[Supplied records]:

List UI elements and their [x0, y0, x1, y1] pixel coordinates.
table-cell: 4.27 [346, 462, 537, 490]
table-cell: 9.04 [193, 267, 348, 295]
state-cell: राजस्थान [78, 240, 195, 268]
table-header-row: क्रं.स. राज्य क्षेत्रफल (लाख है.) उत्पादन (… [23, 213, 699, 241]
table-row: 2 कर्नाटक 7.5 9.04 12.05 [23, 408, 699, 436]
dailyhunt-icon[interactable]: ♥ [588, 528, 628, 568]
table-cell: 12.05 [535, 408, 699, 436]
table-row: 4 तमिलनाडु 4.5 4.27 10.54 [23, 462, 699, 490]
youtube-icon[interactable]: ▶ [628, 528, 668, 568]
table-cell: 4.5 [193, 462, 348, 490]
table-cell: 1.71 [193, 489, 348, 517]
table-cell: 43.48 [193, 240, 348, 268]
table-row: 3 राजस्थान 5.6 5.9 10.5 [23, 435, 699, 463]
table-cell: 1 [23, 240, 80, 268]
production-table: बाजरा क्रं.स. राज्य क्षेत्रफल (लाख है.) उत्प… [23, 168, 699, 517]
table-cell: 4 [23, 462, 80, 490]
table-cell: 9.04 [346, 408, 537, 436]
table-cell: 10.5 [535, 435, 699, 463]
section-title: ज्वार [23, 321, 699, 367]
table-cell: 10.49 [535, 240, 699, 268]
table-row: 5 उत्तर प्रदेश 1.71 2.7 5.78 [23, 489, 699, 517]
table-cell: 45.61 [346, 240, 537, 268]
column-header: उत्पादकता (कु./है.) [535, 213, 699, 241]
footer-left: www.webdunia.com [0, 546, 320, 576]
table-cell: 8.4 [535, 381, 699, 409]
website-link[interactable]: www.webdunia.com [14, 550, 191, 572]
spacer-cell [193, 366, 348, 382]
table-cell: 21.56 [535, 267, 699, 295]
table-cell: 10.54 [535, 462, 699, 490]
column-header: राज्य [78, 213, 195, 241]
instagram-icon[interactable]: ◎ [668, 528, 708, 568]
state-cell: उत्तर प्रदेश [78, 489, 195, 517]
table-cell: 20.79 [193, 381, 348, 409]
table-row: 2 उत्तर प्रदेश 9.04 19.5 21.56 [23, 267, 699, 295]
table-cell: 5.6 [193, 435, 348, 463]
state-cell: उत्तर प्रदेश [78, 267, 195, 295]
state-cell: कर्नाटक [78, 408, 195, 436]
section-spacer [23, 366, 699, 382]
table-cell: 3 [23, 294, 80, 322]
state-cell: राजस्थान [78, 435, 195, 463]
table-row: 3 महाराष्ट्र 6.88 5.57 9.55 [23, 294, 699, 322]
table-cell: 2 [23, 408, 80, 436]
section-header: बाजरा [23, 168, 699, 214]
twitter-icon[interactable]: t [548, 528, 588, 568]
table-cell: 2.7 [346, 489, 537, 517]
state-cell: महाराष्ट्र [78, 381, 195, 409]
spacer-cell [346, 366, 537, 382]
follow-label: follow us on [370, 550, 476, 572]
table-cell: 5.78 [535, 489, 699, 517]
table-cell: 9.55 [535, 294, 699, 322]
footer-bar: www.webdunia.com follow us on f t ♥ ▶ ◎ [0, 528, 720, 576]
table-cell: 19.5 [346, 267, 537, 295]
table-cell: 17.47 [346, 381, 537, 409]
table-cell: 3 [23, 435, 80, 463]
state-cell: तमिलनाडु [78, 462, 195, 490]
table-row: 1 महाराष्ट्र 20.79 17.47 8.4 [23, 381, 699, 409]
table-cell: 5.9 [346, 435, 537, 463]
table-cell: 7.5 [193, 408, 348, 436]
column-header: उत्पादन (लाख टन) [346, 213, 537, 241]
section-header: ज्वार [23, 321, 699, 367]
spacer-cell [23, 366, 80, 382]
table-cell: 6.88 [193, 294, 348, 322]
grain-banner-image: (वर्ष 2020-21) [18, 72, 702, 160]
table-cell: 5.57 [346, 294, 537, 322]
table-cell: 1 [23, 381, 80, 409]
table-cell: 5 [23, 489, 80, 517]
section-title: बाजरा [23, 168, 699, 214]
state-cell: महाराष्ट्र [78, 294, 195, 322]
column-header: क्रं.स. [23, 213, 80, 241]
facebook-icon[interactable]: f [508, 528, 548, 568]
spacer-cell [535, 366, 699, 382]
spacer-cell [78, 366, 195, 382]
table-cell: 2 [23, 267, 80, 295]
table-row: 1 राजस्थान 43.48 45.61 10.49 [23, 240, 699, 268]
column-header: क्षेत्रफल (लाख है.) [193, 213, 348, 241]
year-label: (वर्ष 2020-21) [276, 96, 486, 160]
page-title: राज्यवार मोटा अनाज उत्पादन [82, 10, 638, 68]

[Stated task]: Rewrite all of the rows above, substituting "region-cell" for every occurrence of "state-cell" and leaving everything else unchanged.

[Full answer]:
List UI elements and their [x0, y0, x1, y1] pixel coordinates.
table-cell: 4.27 [346, 462, 537, 490]
table-cell: 9.04 [193, 267, 348, 295]
region-cell: राजस्थान [78, 240, 195, 268]
table-header-row: क्रं.स. राज्य क्षेत्रफल (लाख है.) उत्पादन (… [23, 213, 699, 241]
table-row: 2 कर्नाटक 7.5 9.04 12.05 [23, 408, 699, 436]
dailyhunt-icon[interactable]: ♥ [588, 528, 628, 568]
table-cell: 12.05 [535, 408, 699, 436]
table-row: 4 तमिलनाडु 4.5 4.27 10.54 [23, 462, 699, 490]
youtube-icon[interactable]: ▶ [628, 528, 668, 568]
table-cell: 4.5 [193, 462, 348, 490]
table-cell: 1.71 [193, 489, 348, 517]
table-cell: 43.48 [193, 240, 348, 268]
table-row: 3 राजस्थान 5.6 5.9 10.5 [23, 435, 699, 463]
table-cell: 1 [23, 240, 80, 268]
production-table: बाजरा क्रं.स. राज्य क्षेत्रफल (लाख है.) उत्प… [23, 168, 699, 517]
table-cell: 4 [23, 462, 80, 490]
table-cell: 9.04 [346, 408, 537, 436]
table-cell: 10.5 [535, 435, 699, 463]
section-title: ज्वार [23, 321, 699, 367]
table-cell: 10.49 [535, 240, 699, 268]
table-row: 5 उत्तर प्रदेश 1.71 2.7 5.78 [23, 489, 699, 517]
table-cell: 45.61 [346, 240, 537, 268]
column-header: उत्पादकता (कु./है.) [535, 213, 699, 241]
footer-left: www.webdunia.com [0, 546, 320, 576]
table-cell: 8.4 [535, 381, 699, 409]
website-link[interactable]: www.webdunia.com [14, 550, 191, 572]
spacer-cell [193, 366, 348, 382]
table-cell: 21.56 [535, 267, 699, 295]
table-cell: 10.54 [535, 462, 699, 490]
column-header: राज्य [78, 213, 195, 241]
instagram-icon[interactable]: ◎ [668, 528, 708, 568]
region-cell: उत्तर प्रदेश [78, 489, 195, 517]
table-cell: 20.79 [193, 381, 348, 409]
table-row: 2 उत्तर प्रदेश 9.04 19.5 21.56 [23, 267, 699, 295]
table-cell: 5.6 [193, 435, 348, 463]
region-cell: उत्तर प्रदेश [78, 267, 195, 295]
region-cell: कर्नाटक [78, 408, 195, 436]
section-spacer [23, 366, 699, 382]
table-cell: 3 [23, 294, 80, 322]
region-cell: राजस्थान [78, 435, 195, 463]
table-row: 3 महाराष्ट्र 6.88 5.57 9.55 [23, 294, 699, 322]
table-cell: 2 [23, 408, 80, 436]
section-header: बाजरा [23, 168, 699, 214]
twitter-icon[interactable]: t [548, 528, 588, 568]
table-cell: 2.7 [346, 489, 537, 517]
region-cell: महाराष्ट्र [78, 381, 195, 409]
spacer-cell [346, 366, 537, 382]
follow-label: follow us on [370, 550, 476, 572]
table-cell: 5.78 [535, 489, 699, 517]
table-cell: 9.55 [535, 294, 699, 322]
footer-bar: www.webdunia.com follow us on f t ♥ ▶ ◎ [0, 528, 720, 576]
table-cell: 19.5 [346, 267, 537, 295]
table-cell: 17.47 [346, 381, 537, 409]
table-cell: 3 [23, 435, 80, 463]
region-cell: तमिलनाडु [78, 462, 195, 490]
table-row: 1 महाराष्ट्र 20.79 17.47 8.4 [23, 381, 699, 409]
table-cell: 5.9 [346, 435, 537, 463]
table-cell: 7.5 [193, 408, 348, 436]
column-header: उत्पादन (लाख टन) [346, 213, 537, 241]
section-header: ज्वार [23, 321, 699, 367]
spacer-cell [23, 366, 80, 382]
table-cell: 6.88 [193, 294, 348, 322]
grain-banner-image: (वर्ष 2020-21) [18, 72, 702, 160]
table-cell: 5.57 [346, 294, 537, 322]
table-cell: 1 [23, 381, 80, 409]
table-cell: 5 [23, 489, 80, 517]
section-title: बाजरा [23, 168, 699, 214]
region-cell: महाराष्ट्र [78, 294, 195, 322]
column-header: क्रं.स. [23, 213, 80, 241]
facebook-icon[interactable]: f [508, 528, 548, 568]
spacer-cell [535, 366, 699, 382]
spacer-cell [78, 366, 195, 382]
table-cell: 2 [23, 267, 80, 295]
table-row: 1 राजस्थान 43.48 45.61 10.49 [23, 240, 699, 268]
column-header: क्षेत्रफल (लाख है.) [193, 213, 348, 241]
year-label: (वर्ष 2020-21) [276, 96, 486, 160]
page-title: राज्यवार मोटा अनाज उत्पादन [82, 10, 638, 68]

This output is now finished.